[Dataset records]

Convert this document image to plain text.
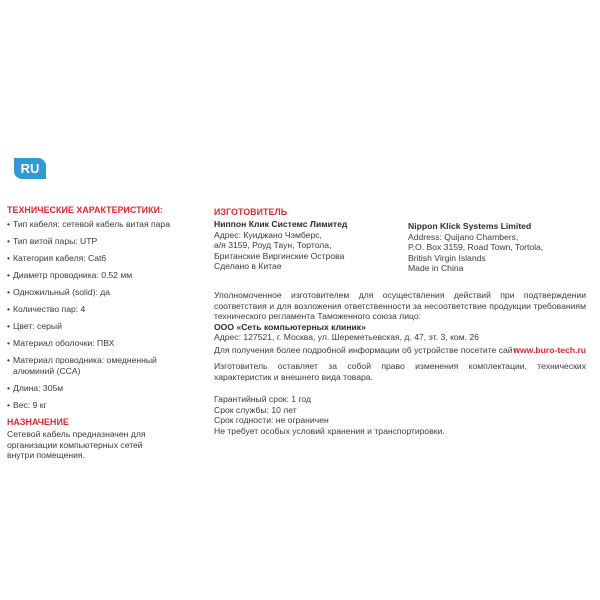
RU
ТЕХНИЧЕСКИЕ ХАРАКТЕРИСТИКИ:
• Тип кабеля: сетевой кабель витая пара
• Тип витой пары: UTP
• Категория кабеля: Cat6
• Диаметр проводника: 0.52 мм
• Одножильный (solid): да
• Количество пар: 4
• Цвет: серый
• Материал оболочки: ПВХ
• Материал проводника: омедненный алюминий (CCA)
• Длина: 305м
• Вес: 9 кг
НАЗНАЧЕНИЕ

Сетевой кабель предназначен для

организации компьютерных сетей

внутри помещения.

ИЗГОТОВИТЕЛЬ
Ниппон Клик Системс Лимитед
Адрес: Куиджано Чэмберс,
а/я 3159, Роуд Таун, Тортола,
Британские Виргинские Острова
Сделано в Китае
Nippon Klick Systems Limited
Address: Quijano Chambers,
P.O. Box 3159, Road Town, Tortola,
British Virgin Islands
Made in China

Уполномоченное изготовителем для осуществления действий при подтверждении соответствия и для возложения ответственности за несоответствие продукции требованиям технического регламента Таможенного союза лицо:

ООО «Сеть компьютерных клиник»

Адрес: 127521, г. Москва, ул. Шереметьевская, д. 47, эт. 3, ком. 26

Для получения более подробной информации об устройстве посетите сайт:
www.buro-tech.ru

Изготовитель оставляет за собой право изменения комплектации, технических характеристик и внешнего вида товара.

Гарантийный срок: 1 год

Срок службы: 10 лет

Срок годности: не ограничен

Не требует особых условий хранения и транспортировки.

==

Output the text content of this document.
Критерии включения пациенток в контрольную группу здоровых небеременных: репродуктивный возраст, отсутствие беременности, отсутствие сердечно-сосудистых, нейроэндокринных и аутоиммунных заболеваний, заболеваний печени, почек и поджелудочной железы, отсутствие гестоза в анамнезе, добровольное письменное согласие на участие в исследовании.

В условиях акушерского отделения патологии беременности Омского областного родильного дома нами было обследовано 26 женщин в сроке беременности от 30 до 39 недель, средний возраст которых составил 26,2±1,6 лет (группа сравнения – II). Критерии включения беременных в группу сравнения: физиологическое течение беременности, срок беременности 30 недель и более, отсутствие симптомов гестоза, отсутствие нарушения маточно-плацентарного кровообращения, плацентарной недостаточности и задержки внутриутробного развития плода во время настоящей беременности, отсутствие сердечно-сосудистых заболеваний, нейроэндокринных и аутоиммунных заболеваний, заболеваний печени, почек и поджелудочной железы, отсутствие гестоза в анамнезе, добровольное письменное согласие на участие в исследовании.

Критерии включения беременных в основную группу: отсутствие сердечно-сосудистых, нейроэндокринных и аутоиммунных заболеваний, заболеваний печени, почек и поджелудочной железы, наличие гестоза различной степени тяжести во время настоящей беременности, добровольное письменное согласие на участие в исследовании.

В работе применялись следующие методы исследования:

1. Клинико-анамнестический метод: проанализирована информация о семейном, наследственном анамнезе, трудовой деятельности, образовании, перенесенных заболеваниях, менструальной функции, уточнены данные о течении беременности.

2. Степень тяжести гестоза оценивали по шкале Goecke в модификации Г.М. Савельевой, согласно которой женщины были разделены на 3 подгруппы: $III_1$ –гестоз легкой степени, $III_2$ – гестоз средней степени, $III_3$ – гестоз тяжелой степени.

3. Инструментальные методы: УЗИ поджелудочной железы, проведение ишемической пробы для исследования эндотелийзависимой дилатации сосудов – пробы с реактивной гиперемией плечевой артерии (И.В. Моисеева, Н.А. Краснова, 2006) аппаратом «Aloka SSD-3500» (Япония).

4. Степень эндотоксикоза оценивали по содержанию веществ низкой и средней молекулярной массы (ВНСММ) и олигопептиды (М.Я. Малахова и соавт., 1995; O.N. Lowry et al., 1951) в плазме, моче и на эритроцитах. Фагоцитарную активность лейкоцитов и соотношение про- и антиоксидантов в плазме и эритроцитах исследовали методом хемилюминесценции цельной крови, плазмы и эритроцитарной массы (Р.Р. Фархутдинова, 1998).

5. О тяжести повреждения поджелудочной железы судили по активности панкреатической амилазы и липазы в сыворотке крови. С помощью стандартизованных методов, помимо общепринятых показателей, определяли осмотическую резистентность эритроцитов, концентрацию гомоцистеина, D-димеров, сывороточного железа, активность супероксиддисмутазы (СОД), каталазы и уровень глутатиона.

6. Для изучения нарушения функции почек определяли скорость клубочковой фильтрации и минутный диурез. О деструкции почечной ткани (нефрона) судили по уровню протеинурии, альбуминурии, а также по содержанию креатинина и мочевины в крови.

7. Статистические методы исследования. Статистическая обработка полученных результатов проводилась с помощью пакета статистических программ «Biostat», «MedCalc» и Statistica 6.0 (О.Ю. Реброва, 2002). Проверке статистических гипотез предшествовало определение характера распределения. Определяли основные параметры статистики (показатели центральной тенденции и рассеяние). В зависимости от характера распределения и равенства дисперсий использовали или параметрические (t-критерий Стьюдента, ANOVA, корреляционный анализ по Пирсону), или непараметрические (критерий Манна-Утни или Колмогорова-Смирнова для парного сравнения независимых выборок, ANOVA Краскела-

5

= Short problem =
Copy every line from the entries that contains the word "степени".

= Final result =
Критерии включения беременных в основную группу: отсутствие сердечно-сосудистых, нейроэндокринных и аутоиммунных заболеваний, заболеваний печени, почек и поджелудочной железы, наличие гестоза различной степени тяжести во время настоящей беременности, добровольное письменное согласие на участие в исследовании.
2. Степень тяжести гестоза оценивали по шкале Goecke в модификации Г.М. Савельевой, согласно которой женщины были разделены на 3 подгруппы: $III_1$ –гестоз легкой степени, $III_2$ – гестоз средней степени, $III_3$ – гестоз тяжелой степени.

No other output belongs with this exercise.